→ Task requirements
Copy the listing below word for word, from its first line through the line containing "day-info: Sunrise: 8:04 AMSunset: 4:51", including both of those lines.
* BEGIN Records to use *
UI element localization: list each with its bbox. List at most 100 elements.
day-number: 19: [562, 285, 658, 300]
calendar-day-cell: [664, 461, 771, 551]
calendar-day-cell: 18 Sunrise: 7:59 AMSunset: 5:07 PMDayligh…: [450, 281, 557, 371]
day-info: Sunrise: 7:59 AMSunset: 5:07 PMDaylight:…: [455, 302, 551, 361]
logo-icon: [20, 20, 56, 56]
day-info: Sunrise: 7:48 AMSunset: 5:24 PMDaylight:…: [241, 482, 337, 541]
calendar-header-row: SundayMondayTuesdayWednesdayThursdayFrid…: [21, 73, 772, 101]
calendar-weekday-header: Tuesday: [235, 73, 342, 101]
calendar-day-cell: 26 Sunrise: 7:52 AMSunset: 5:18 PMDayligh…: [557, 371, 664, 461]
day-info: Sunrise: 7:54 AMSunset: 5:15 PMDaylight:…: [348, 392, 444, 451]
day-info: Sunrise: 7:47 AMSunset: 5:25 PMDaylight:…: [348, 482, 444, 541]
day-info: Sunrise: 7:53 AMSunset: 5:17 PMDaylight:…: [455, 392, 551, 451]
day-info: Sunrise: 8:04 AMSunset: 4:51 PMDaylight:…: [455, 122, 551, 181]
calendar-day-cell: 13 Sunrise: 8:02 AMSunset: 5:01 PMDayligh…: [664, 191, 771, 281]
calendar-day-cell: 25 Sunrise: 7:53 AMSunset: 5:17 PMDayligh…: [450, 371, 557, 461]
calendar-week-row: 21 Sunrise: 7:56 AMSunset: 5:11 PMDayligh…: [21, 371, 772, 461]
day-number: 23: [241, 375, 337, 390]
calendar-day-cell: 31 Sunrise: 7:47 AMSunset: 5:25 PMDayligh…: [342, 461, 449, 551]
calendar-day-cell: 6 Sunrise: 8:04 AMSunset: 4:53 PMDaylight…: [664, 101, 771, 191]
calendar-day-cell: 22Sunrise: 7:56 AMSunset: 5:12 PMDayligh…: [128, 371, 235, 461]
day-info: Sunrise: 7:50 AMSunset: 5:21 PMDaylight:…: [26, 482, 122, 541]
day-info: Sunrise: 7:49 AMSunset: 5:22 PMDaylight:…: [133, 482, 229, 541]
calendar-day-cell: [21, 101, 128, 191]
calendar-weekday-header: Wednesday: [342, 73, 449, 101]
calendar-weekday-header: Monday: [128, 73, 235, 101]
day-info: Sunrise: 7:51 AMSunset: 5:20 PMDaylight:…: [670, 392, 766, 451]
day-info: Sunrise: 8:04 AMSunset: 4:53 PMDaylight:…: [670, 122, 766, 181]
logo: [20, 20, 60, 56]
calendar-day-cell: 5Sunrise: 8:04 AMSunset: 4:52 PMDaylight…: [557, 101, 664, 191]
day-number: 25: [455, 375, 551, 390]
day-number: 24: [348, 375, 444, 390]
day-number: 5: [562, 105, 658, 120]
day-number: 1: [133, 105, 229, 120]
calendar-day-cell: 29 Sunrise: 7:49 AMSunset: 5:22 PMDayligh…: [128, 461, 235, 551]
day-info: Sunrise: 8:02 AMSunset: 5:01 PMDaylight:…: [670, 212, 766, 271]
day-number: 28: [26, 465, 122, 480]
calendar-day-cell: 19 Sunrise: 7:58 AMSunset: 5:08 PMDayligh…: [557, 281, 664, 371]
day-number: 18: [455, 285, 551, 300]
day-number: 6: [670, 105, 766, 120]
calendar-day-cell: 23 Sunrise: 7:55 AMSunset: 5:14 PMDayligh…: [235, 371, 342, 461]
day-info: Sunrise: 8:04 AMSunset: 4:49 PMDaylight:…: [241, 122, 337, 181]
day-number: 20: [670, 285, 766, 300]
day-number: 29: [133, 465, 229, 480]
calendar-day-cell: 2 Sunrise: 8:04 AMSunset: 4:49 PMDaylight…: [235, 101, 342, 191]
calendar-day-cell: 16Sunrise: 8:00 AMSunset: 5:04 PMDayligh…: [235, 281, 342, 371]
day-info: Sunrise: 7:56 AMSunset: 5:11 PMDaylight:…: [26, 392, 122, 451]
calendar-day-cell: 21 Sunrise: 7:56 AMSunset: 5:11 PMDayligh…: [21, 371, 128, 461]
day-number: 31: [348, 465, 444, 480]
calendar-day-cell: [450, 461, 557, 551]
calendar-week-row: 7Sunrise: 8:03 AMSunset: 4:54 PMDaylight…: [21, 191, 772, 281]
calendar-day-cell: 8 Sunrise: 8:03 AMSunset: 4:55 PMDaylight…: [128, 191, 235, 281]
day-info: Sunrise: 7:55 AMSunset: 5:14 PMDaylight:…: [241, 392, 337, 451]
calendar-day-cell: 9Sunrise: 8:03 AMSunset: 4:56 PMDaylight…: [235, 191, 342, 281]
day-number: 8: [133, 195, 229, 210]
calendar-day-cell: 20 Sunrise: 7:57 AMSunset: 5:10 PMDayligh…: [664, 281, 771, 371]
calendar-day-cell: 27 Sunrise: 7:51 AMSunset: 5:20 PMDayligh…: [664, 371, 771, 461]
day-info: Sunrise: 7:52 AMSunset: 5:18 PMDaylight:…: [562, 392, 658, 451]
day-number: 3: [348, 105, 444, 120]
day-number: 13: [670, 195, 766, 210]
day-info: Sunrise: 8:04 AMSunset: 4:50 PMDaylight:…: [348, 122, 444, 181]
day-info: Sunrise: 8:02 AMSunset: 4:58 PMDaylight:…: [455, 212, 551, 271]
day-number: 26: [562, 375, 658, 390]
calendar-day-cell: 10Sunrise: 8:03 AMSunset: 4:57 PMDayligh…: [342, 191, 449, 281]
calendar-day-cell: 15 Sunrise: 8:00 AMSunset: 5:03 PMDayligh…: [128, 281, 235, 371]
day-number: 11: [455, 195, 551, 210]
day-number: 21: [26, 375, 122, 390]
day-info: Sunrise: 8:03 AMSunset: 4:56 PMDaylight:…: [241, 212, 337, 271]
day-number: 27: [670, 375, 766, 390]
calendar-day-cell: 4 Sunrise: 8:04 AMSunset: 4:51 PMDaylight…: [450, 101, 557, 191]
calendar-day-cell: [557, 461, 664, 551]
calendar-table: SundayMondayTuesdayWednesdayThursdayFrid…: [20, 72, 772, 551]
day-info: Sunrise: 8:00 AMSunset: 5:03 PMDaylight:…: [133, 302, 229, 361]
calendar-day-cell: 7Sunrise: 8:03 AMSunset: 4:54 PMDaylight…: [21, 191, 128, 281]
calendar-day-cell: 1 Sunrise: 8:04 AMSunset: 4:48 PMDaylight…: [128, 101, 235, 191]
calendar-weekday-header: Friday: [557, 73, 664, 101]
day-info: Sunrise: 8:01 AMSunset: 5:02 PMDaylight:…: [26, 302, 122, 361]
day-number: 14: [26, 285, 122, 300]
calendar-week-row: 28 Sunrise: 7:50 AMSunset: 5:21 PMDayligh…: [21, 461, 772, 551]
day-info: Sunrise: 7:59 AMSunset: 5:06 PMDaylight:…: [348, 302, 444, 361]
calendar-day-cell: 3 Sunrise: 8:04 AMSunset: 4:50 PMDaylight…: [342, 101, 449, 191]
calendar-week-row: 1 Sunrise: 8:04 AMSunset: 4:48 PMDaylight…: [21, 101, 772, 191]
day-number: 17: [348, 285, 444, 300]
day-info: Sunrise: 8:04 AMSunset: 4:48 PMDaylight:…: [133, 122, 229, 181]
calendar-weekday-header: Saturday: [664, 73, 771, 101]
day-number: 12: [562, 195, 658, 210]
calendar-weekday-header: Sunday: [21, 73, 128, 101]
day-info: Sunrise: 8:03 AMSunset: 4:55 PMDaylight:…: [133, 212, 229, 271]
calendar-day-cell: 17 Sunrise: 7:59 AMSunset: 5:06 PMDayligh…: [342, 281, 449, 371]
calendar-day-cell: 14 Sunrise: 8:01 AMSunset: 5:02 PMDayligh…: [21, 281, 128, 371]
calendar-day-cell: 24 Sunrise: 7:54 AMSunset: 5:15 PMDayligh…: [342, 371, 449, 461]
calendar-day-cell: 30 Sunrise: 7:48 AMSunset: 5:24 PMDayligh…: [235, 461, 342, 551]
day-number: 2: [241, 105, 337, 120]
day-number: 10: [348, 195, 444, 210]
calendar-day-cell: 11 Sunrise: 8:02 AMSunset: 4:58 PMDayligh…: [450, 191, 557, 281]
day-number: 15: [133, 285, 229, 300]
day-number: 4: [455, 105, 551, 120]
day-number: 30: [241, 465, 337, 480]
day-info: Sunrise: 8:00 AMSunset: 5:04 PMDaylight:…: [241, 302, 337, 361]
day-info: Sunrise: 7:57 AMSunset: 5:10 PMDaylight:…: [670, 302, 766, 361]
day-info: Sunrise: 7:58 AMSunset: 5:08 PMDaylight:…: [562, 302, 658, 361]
* END Records to use *
→ Result of the task
UI element localization: list each with its bbox. List at most 100 elements.
day-number: 19: [562, 285, 658, 300]
calendar-day-cell: [664, 461, 771, 551]
calendar-day-cell: 18 Sunrise: 7:59 AMSunset: 5:07 PMDayligh…: [450, 281, 557, 371]
day-info: Sunrise: 7:59 AMSunset: 5:07 PMDaylight:…: [455, 302, 551, 361]
logo-icon: [20, 20, 56, 56]
day-info: Sunrise: 7:48 AMSunset: 5:24 PMDaylight:…: [241, 482, 337, 541]
calendar-header-row: SundayMondayTuesdayWednesdayThursdayFrid…: [21, 73, 772, 101]
calendar-weekday-header: Tuesday: [235, 73, 342, 101]
calendar-day-cell: 26 Sunrise: 7:52 AMSunset: 5:18 PMDayligh…: [557, 371, 664, 461]
day-info: Sunrise: 7:54 AMSunset: 5:15 PMDaylight:…: [348, 392, 444, 451]
day-info: Sunrise: 7:47 AMSunset: 5:25 PMDaylight:…: [348, 482, 444, 541]
day-info: Sunrise: 7:53 AMSunset: 5:17 PMDaylight:…: [455, 392, 551, 451]
day-info: Sunrise: 8:04 AMSunset: 4:51 PMDaylight:…: [455, 122, 551, 181]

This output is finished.